For the entries that follow, state how many lines include the word "категориям", giving the number and nothing else.

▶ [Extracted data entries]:

#####

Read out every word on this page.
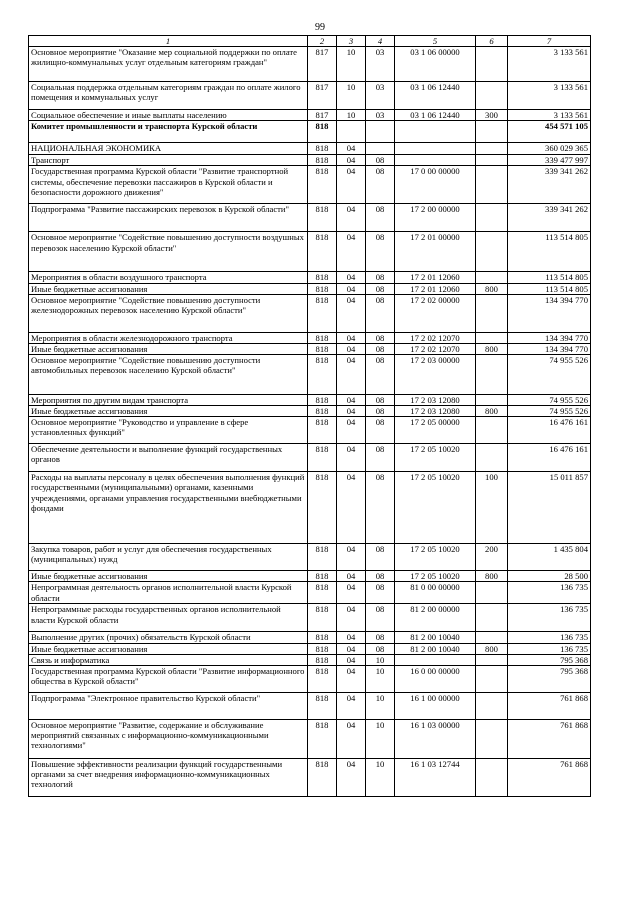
99
1	2	3	4	5	6	7
Основное мероприятие "Оказание мер социальной поддержки по оплате жилищно-коммунальных услуг отдельным категориям граждан"	817	10	03	03 1 06 00000		3 133 561
Социальная поддержка отдельным категориям граждан по оплате жилого помещения и коммунальных услуг	817	10	03	03 1 06 12440		3 133 561
Социальное обеспечение и иные выплаты населению	817	10	03	03 1 06 12440	300	3 133 561
Комитет промышленности и транспорта Курской области	818					454 571 105
НАЦИОНАЛЬНАЯ ЭКОНОМИКА	818	04				360 029 365
Транспорт	818	04	08			339 477 997
Государственная программа Курской области "Развитие транспортной системы, обеспечение перевозки пассажиров в Курской области и безопасности дорожного движения"	818	04	08	17 0 00 00000		339 341 262
Подпрограмма "Развитие пассажирских перевозок в Курской области"	818	04	08	17 2 00 00000		339 341 262
Основное мероприятие "Содействие повышению доступности воздушных перевозок населению Курской области"	818	04	08	17 2 01 00000		113 514 805
Мероприятия в области воздушного транспорта	818	04	08	17 2 01 12060		113 514 805
Иные бюджетные ассигнования	818	04	08	17 2 01 12060	800	113 514 805
Основное мероприятие "Содействие повышению доступности железнодорожных перевозок населению Курской области"	818	04	08	17 2 02 00000		134 394 770
Мероприятия в области железнодорожного транспорта	818	04	08	17 2 02 12070		134 394 770
Иные бюджетные ассигнования	818	04	08	17 2 02 12070	800	134 394 770
Основное мероприятие "Содействие повышению доступности автомобильных перевозок населению Курской области"	818	04	08	17 2 03 00000		74 955 526
Мероприятия по другим видам транспорта	818	04	08	17 2 03 12080		74 955 526
Иные бюджетные ассигнования	818	04	08	17 2 03 12080	800	74 955 526
Основное мероприятие "Руководство и управление в сфере установленных функций"	818	04	08	17 2 05 00000		16 476 161
Обеспечение деятельности и выполнение функций государственных органов	818	04	08	17 2 05 10020		16 476 161
Расходы на выплаты персоналу в целях обеспечения выполнения функций государственными (муниципальными) органами, казенными учреждениями, органами управления государственными внебюджетными фондами	818	04	08	17 2 05 10020	100	15 011 857
Закупка товаров, работ и услуг для обеспечения государственных (муниципальных) нужд	818	04	08	17 2 05 10020	200	1 435 804
Иные бюджетные ассигнования	818	04	08	17 2 05 10020	800	28 500
Непрограммная деятельность органов исполнительной власти Курской области	818	04	08	81 0 00 00000		136 735
Непрограммные расходы государственных органов исполнительной власти Курской области	818	04	08	81 2 00 00000		136 735
Выполнение других (прочих) обязательств Курской области	818	04	08	81 2 00 10040		136 735
Иные бюджетные ассигнования	818	04	08	81 2 00 10040	800	136 735
Связь и информатика	818	04	10			795 368
Государственная программа Курской области "Развитие информационного общества в Курской области"	818	04	10	16 0 00 00000		795 368
Подпрограмма "Электронное правительство Курской области"	818	04	10	16 1 00 00000		761 868
Основное мероприятие "Развитие, содержание и обслуживание мероприятий связанных с информационно-коммуникационными технологиями"	818	04	10	16 1 03 00000		761 868
Повышение эффективности реализации функций государственными органами за счет внедрения информационно-коммуникационных технологий	818	04	10	16 1 03 12744		761 868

#####

▶ [Answer to the exercise]: 2